--- START Records supplied ---

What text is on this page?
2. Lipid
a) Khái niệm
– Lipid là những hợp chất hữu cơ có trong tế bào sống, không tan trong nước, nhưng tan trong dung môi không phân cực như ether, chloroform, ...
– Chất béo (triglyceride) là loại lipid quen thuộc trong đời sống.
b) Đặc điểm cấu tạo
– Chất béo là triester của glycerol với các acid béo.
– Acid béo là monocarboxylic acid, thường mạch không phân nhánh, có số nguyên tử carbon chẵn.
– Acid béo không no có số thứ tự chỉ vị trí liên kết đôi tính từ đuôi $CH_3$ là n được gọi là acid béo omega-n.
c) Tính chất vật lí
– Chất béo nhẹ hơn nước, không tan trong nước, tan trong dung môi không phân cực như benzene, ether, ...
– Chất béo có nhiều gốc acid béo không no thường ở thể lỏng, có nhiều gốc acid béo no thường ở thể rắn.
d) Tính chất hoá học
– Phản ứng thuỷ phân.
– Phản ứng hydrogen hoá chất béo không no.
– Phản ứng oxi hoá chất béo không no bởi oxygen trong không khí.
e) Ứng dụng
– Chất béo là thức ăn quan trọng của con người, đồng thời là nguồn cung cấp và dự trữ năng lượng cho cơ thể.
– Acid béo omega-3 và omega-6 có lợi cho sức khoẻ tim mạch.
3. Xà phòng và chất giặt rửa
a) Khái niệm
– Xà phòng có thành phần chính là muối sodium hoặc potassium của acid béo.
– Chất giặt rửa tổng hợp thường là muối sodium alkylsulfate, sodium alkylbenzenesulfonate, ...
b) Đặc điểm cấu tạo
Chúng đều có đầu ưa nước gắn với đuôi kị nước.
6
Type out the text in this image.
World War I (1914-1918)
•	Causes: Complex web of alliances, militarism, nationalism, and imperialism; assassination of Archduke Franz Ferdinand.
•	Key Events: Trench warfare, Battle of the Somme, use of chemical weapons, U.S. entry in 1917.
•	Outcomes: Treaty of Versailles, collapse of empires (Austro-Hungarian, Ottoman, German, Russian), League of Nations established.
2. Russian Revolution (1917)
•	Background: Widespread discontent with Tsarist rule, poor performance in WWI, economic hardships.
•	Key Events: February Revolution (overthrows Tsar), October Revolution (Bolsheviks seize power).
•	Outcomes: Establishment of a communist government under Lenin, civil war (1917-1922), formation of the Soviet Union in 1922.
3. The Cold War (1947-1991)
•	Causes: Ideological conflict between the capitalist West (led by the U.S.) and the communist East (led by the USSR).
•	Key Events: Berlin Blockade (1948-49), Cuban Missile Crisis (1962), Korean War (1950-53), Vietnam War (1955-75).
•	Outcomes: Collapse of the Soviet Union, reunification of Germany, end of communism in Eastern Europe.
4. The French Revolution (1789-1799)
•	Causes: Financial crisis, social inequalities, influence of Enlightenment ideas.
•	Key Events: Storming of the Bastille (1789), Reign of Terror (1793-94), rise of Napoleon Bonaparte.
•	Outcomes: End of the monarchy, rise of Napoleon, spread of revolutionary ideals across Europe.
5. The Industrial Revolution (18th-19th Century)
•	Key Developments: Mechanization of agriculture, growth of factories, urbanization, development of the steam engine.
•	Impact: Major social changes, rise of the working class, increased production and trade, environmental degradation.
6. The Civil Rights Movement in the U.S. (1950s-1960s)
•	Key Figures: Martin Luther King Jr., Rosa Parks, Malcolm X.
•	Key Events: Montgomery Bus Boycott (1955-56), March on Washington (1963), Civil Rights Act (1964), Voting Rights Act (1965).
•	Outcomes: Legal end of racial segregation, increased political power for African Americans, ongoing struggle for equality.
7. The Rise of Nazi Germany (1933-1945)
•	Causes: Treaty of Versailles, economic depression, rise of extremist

--- END Records supplied ---

# Job:
Going through the data, tally the lines containing "Soviet" and report only the result.

# Expected answer:
2